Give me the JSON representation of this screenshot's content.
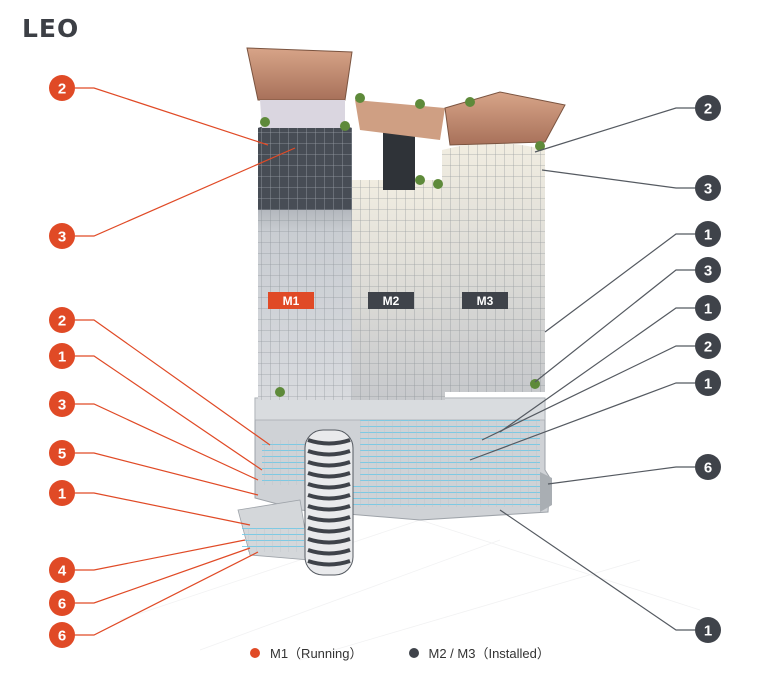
{
  "brand": {
    "logo_text": "LEO"
  },
  "colors": {
    "running": "#E04A26",
    "installed": "#3F434A",
    "leader": "#E04A26",
    "leader_dark": "#555a61"
  },
  "towers": [
    {
      "label": "M1",
      "status": "running"
    },
    {
      "label": "M2",
      "status": "installed"
    },
    {
      "label": "M3",
      "status": "installed"
    }
  ],
  "left_markers": [
    "2",
    "3",
    "2",
    "1",
    "3",
    "5",
    "1",
    "4",
    "6",
    "6"
  ],
  "right_markers": [
    "2",
    "3",
    "1",
    "3",
    "1",
    "2",
    "1",
    "6",
    "1"
  ],
  "legend": {
    "running_label": "M1（Running）",
    "installed_label": "M2 / M3（Installed）"
  }
}
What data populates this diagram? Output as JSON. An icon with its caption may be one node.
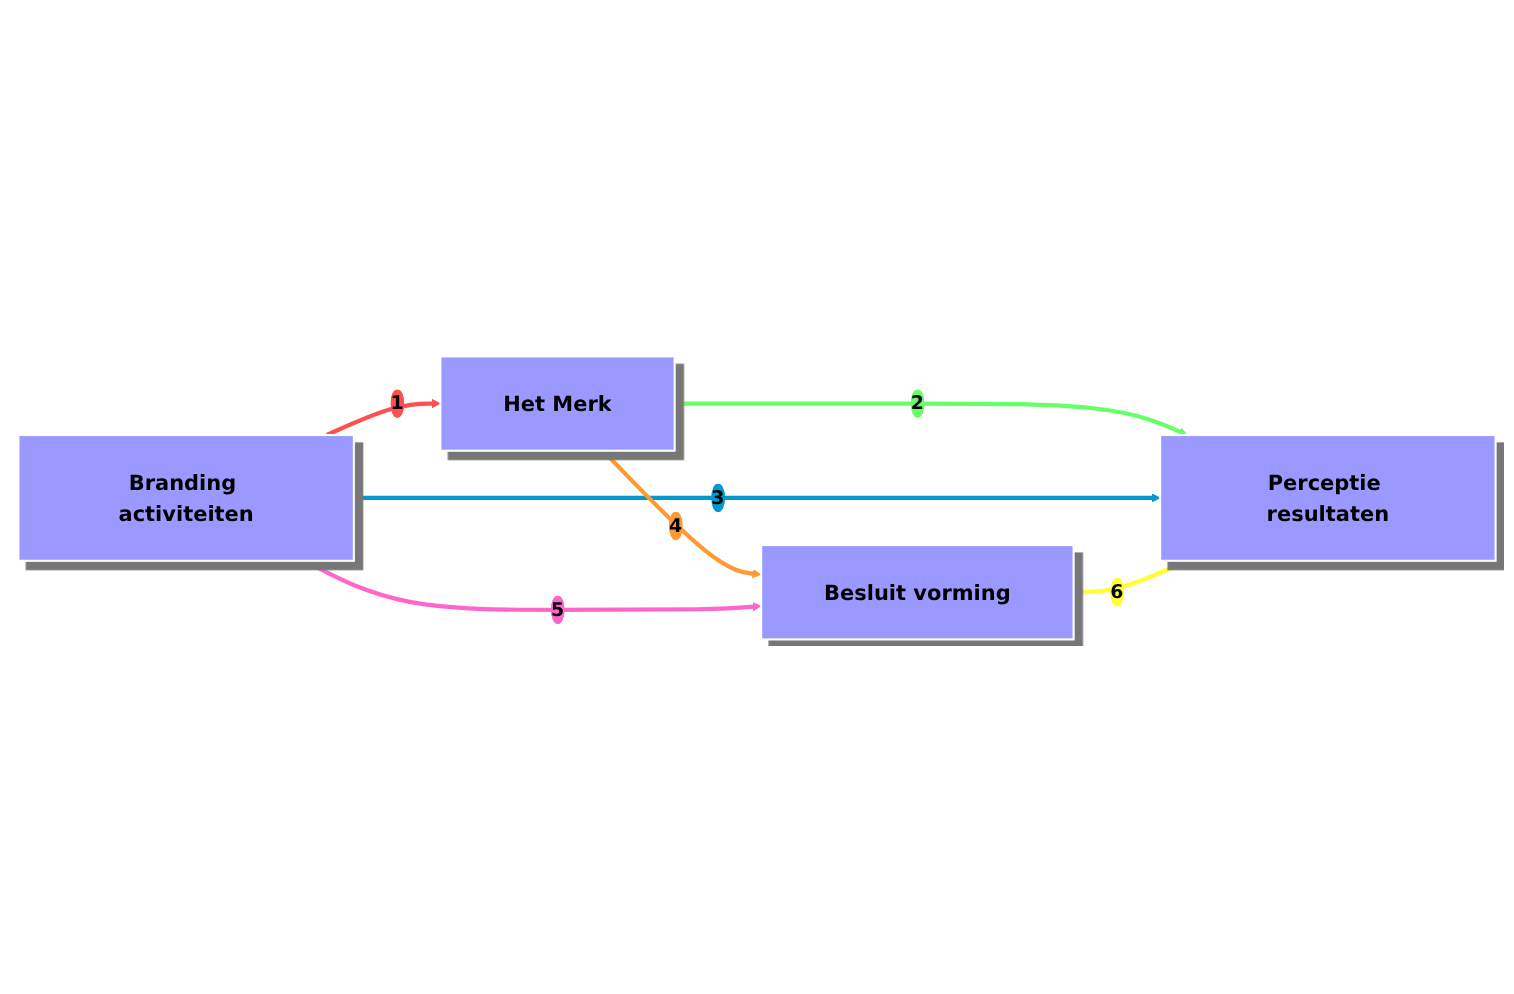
{
  "diagram": {
    "nodes": [
      {
        "text": [
          "Het Merk"
        ]
      },
      {
        "text": [
          "Branding activiteiten"
        ]
      },
      {
        "text": [
          "Perceptie resultaten"
        ]
      },
      {
        "text": [
          "Besluit vorming"
        ]
      }
    ],
    "edges": [
      {
        "from": 1,
        "to": 0,
        "arrow": "to",
        "label": "1",
        "color": "#ff5050"
      },
      {
        "from": 0,
        "to": 2,
        "arrow": "to",
        "label": "2",
        "color": "#66ff66"
      },
      {
        "from": 1,
        "to": 2,
        "arrow": "to",
        "label": "3",
        "color": "#0099cc"
      },
      {
        "from": 0,
        "to": 3,
        "arrow": "to",
        "label": "4",
        "color": "#ff9933"
      },
      {
        "from": 1,
        "to": 3,
        "arrow": "to",
        "label": "5",
        "color": "#ff66cc"
      },
      {
        "from": 3,
        "to": 2,
        "arrow": "to",
        "label": "6",
        "color": "#ffff33"
      }
    ]
  }
}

▶ _TO DO_: Reproduce the full listing faithfully, but do not carry over any pictures.

▶ _CORRECT OUTPUT_:
Give me the JSON representation of this screenshot's content.
{
  "brand": {
    "logo_text": "LEO"
  },
  "colors": {
    "running": "#E04A26",
    "installed": "#3F434A",
    "leader": "#E04A26",
    "leader_dark": "#555a61"
  },
  "towers": [
    {
      "label": "M1",
      "status": "running"
    },
    {
      "label": "M2",
      "status": "installed"
    },
    {
      "label": "M3",
      "status": "installed"
    }
  ],
  "left_markers": [
    "2",
    "3",
    "2",
    "1",
    "3",
    "5",
    "1",
    "4",
    "6",
    "6"
  ],
  "right_markers": [
    "2",
    "3",
    "1",
    "3",
    "1",
    "2",
    "1",
    "6",
    "1"
  ],
  "legend": {
    "running_label": "M1（Running）",
    "installed_label": "M2 / M3（Installed）"
  }
}
What data populates this diagram? Output as JSON. An icon with its caption may be one node.
{
  "diagram": {
    "nodes": [
      {
        "text": [
          "Het Merk"
        ]
      },
      {
        "text": [
          "Branding activiteiten"
        ]
      },
      {
        "text": [
          "Perceptie resultaten"
        ]
      },
      {
        "text": [
          "Besluit vorming"
        ]
      }
    ],
    "edges": [
      {
        "from": 1,
        "to": 0,
        "arrow": "to",
        "label": "1",
        "color": "#ff5050"
      },
      {
        "from": 0,
        "to": 2,
        "arrow": "to",
        "label": "2",
        "color": "#66ff66"
      },
      {
        "from": 1,
        "to": 2,
        "arrow": "to",
        "label": "3",
        "color": "#0099cc"
      },
      {
        "from": 0,
        "to": 3,
        "arrow": "to",
        "label": "4",
        "color": "#ff9933"
      },
      {
        "from": 1,
        "to": 3,
        "arrow": "to",
        "label": "5",
        "color": "#ff66cc"
      },
      {
        "from": 3,
        "to": 2,
        "arrow": "to",
        "label": "6",
        "color": "#ffff33"
      }
    ]
  }
}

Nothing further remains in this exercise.